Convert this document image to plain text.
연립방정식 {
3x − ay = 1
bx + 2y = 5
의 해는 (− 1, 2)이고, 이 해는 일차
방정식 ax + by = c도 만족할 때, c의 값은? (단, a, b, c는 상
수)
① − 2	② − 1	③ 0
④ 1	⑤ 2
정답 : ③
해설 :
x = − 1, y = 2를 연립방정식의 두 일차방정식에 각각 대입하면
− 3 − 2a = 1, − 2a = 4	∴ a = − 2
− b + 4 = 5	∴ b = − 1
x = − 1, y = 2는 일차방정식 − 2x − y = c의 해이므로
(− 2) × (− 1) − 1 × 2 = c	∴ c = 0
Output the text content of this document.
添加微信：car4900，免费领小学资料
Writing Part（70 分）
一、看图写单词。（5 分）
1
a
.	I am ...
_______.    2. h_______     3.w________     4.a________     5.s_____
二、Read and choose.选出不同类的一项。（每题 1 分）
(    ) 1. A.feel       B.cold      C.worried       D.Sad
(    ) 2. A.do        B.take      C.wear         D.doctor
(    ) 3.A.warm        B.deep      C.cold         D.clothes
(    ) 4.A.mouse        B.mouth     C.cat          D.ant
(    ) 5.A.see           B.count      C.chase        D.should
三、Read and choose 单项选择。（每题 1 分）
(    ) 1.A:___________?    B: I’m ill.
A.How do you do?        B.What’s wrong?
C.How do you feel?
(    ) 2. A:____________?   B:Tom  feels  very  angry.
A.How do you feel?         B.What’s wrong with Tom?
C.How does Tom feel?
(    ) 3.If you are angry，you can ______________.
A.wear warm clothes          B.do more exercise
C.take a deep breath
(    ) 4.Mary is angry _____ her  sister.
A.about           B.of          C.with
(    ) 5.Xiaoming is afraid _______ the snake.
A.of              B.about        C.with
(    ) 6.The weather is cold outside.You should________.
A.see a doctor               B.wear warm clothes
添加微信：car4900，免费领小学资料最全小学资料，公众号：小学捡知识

THE REQUEST: Copy the entries above exactly, leaving none out.

WRITTEN RESPONSE:
Convert this document image to plain text.
연립방정식 {
3x − ay = 1
bx + 2y = 5
의 해는 (− 1, 2)이고, 이 해는 일차
방정식 ax + by = c도 만족할 때, c의 값은? (단, a, b, c는 상
수)
① − 2	② − 1	③ 0
④ 1	⑤ 2
정답 : ③
해설 :
x = − 1, y = 2를 연립방정식의 두 일차방정식에 각각 대입하면
− 3 − 2a = 1, − 2a = 4	∴ a = − 2
− b + 4 = 5	∴ b = − 1
x = − 1, y = 2는 일차방정식 − 2x − y = c의 해이므로
(− 2) × (− 1) − 1 × 2 = c	∴ c = 0
Output the text content of this document.
添加微信：car4900，免费领小学资料
Writing Part（70 分）
一、看图写单词。（5 分）
1
a
.	I am ...
_______.    2. h_______     3.w________     4.a________     5.s_____
二、Read and choose.选出不同类的一项。（每题 1 分）
(    ) 1. A.feel       B.cold      C.worried       D.Sad
(    ) 2. A.do        B.take      C.wear         D.doctor
(    ) 3.A.warm        B.deep      C.cold         D.clothes
(    ) 4.A.mouse        B.mouth     C.cat          D.ant
(    ) 5.A.see           B.count      C.chase        D.should
三、Read and choose 单项选择。（每题 1 分）
(    ) 1.A:___________?    B: I’m ill.
A.How do you do?        B.What’s wrong?
C.How do you feel?
(    ) 2. A:____________?   B:Tom  feels  very  angry.
A.How do you feel?         B.What’s wrong with Tom?
C.How does Tom feel?
(    ) 3.If you are angry，you can ______________.
A.wear warm clothes          B.do more exercise
C.take a deep breath
(    ) 4.Mary is angry _____ her  sister.
A.about           B.of          C.with
(    ) 5.Xiaoming is afraid _______ the snake.
A.of              B.about        C.with
(    ) 6.The weather is cold outside.You should________.
A.see a doctor               B.wear warm clothes
添加微信：car4900，免费领小学资料最全小学资料，公众号：小学捡知识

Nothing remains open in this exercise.